TASK INPUT:
************

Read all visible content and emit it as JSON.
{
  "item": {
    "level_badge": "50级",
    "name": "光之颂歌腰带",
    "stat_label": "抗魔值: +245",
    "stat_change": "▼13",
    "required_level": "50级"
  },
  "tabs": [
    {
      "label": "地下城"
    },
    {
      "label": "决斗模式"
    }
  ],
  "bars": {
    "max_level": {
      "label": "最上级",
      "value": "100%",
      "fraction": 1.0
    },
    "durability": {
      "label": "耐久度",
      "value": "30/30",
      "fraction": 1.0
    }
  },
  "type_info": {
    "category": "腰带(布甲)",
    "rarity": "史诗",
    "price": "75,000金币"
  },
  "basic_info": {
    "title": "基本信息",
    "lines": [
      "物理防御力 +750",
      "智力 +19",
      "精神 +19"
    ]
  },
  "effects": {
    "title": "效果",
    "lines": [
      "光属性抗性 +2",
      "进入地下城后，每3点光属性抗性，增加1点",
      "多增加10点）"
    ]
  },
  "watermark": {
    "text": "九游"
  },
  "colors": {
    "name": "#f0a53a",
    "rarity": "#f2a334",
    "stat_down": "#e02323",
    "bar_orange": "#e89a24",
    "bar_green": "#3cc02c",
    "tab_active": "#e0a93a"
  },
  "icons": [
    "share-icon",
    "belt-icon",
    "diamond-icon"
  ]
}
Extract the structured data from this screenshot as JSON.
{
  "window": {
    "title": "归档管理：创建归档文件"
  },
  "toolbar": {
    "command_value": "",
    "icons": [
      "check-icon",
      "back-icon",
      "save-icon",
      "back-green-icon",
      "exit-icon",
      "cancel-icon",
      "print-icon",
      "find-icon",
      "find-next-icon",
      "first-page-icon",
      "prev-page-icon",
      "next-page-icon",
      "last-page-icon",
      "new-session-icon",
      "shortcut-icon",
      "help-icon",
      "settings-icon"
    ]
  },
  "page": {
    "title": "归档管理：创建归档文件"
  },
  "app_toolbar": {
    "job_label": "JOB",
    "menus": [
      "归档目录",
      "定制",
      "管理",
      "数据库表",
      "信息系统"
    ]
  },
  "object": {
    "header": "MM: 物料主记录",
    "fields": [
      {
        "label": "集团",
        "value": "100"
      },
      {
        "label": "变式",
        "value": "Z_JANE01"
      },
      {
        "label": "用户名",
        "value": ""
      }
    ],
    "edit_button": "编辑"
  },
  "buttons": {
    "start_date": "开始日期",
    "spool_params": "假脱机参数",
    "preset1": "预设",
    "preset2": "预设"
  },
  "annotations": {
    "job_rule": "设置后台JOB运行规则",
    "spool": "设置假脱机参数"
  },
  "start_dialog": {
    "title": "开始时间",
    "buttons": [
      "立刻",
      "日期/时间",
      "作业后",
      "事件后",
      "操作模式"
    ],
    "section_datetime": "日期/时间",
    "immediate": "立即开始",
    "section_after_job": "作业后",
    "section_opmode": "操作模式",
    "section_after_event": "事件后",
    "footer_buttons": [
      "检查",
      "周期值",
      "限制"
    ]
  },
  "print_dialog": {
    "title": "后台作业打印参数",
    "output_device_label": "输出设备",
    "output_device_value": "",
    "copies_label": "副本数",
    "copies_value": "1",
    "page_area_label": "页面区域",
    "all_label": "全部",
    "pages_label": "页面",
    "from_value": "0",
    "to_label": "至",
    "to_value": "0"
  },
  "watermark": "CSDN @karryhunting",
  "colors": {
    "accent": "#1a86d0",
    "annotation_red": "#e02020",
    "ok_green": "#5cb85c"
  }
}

************

TO BE DONE: All of the entries above need to be reproduced exactly.

REPLY:
Read all visible content and emit it as JSON.
{
  "item": {
    "level_badge": "50级",
    "name": "光之颂歌腰带",
    "stat_label": "抗魔值: +245",
    "stat_change": "▼13",
    "required_level": "50级"
  },
  "tabs": [
    {
      "label": "地下城"
    },
    {
      "label": "决斗模式"
    }
  ],
  "bars": {
    "max_level": {
      "label": "最上级",
      "value": "100%",
      "fraction": 1.0
    },
    "durability": {
      "label": "耐久度",
      "value": "30/30",
      "fraction": 1.0
    }
  },
  "type_info": {
    "category": "腰带(布甲)",
    "rarity": "史诗",
    "price": "75,000金币"
  },
  "basic_info": {
    "title": "基本信息",
    "lines": [
      "物理防御力 +750",
      "智力 +19",
      "精神 +19"
    ]
  },
  "effects": {
    "title": "效果",
    "lines": [
      "光属性抗性 +2",
      "进入地下城后，每3点光属性抗性，增加1点",
      "多增加10点）"
    ]
  },
  "watermark": {
    "text": "九游"
  },
  "colors": {
    "name": "#f0a53a",
    "rarity": "#f2a334",
    "stat_down": "#e02323",
    "bar_orange": "#e89a24",
    "bar_green": "#3cc02c",
    "tab_active": "#e0a93a"
  },
  "icons": [
    "share-icon",
    "belt-icon",
    "diamond-icon"
  ]
}
Extract the structured data from this screenshot as JSON.
{
  "window": {
    "title": "归档管理：创建归档文件"
  },
  "toolbar": {
    "command_value": "",
    "icons": [
      "check-icon",
      "back-icon",
      "save-icon",
      "back-green-icon",
      "exit-icon",
      "cancel-icon",
      "print-icon",
      "find-icon",
      "find-next-icon",
      "first-page-icon",
      "prev-page-icon",
      "next-page-icon",
      "last-page-icon",
      "new-session-icon",
      "shortcut-icon",
      "help-icon",
      "settings-icon"
    ]
  },
  "page": {
    "title": "归档管理：创建归档文件"
  },
  "app_toolbar": {
    "job_label": "JOB",
    "menus": [
      "归档目录",
      "定制",
      "管理",
      "数据库表",
      "信息系统"
    ]
  },
  "object": {
    "header": "MM: 物料主记录",
    "fields": [
      {
        "label": "集团",
        "value": "100"
      },
      {
        "label": "变式",
        "value": "Z_JANE01"
      },
      {
        "label": "用户名",
        "value": ""
      }
    ],
    "edit_button": "编辑"
  },
  "buttons": {
    "start_date": "开始日期",
    "spool_params": "假脱机参数",
    "preset1": "预设",
    "preset2": "预设"
  },
  "annotations": {
    "job_rule": "设置后台JOB运行规则",
    "spool": "设置假脱机参数"
  },
  "start_dialog": {
    "title": "开始时间",
    "buttons": [
      "立刻",
      "日期/时间",
      "作业后",
      "事件后",
      "操作模式"
    ],
    "section_datetime": "日期/时间",
    "immediate": "立即开始",
    "section_after_job": "作业后",
    "section_opmode": "操作模式",
    "section_after_event": "事件后",
    "footer_buttons": [
      "检查",
      "周期值",
      "限制"
    ]
  },
  "print_dialog": {
    "title": "后台作业打印参数",
    "output_device_label": "输出设备",
    "output_device_value": "",
    "copies_label": "副本数",
    "copies_value": "1",
    "page_area_label": "页面区域",
    "all_label": "全部",
    "pages_label": "页面",
    "from_value": "0",
    "to_label": "至",
    "to_value": "0"
  },
  "watermark": "CSDN @karryhunting",
  "colors": {
    "accent": "#1a86d0",
    "annotation_red": "#e02020",
    "ok_green": "#5cb85c"
  }
}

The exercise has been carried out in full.